▶ **What is needed**:
Print every entry exactly as written.

▶ **Records excerpted from a collection**:
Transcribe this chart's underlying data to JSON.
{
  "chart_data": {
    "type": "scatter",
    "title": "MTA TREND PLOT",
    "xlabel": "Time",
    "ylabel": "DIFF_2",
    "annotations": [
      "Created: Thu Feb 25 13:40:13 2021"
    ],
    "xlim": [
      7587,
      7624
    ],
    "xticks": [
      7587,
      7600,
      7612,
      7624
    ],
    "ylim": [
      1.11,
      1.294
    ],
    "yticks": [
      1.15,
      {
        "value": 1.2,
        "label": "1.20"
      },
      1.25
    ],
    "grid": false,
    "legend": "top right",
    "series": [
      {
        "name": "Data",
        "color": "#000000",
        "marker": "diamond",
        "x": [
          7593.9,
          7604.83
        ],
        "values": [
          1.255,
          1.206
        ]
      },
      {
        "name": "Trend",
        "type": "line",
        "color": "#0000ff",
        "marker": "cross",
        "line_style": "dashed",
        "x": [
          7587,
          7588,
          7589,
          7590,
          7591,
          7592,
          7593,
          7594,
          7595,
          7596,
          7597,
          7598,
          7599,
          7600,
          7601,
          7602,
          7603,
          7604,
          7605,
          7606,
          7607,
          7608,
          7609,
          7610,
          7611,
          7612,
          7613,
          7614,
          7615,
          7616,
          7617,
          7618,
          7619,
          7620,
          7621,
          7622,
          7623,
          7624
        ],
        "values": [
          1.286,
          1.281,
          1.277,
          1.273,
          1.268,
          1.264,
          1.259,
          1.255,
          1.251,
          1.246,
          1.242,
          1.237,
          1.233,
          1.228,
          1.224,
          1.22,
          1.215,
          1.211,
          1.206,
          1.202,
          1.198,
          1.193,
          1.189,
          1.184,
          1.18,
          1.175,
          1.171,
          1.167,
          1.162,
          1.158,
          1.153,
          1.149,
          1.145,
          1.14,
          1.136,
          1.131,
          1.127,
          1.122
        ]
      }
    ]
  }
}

▶ **Output**:
Transcribe this chart's underlying data to JSON.
{
  "chart_data": {
    "type": "scatter",
    "title": "MTA TREND PLOT",
    "xlabel": "Time",
    "ylabel": "DIFF_2",
    "annotations": [
      "Created: Thu Feb 25 13:40:13 2021"
    ],
    "xlim": [
      7587,
      7624
    ],
    "xticks": [
      7587,
      7600,
      7612,
      7624
    ],
    "ylim": [
      1.11,
      1.294
    ],
    "yticks": [
      1.15,
      {
        "value": 1.2,
        "label": "1.20"
      },
      1.25
    ],
    "grid": false,
    "legend": "top right",
    "series": [
      {
        "name": "Data",
        "color": "#000000",
        "marker": "diamond",
        "x": [
          7593.9,
          7604.83
        ],
        "values": [
          1.255,
          1.206
        ]
      },
      {
        "name": "Trend",
        "type": "line",
        "color": "#0000ff",
        "marker": "cross",
        "line_style": "dashed",
        "x": [
          7587,
          7588,
          7589,
          7590,
          7591,
          7592,
          7593,
          7594,
          7595,
          7596,
          7597,
          7598,
          7599,
          7600,
          7601,
          7602,
          7603,
          7604,
          7605,
          7606,
          7607,
          7608,
          7609,
          7610,
          7611,
          7612,
          7613,
          7614,
          7615,
          7616,
          7617,
          7618,
          7619,
          7620,
          7621,
          7622,
          7623,
          7624
        ],
        "values": [
          1.286,
          1.281,
          1.277,
          1.273,
          1.268,
          1.264,
          1.259,
          1.255,
          1.251,
          1.246,
          1.242,
          1.237,
          1.233,
          1.228,
          1.224,
          1.22,
          1.215,
          1.211,
          1.206,
          1.202,
          1.198,
          1.193,
          1.189,
          1.184,
          1.18,
          1.175,
          1.171,
          1.167,
          1.162,
          1.158,
          1.153,
          1.149,
          1.145,
          1.14,
          1.136,
          1.131,
          1.127,
          1.122
        ]
      }
    ]
  }
}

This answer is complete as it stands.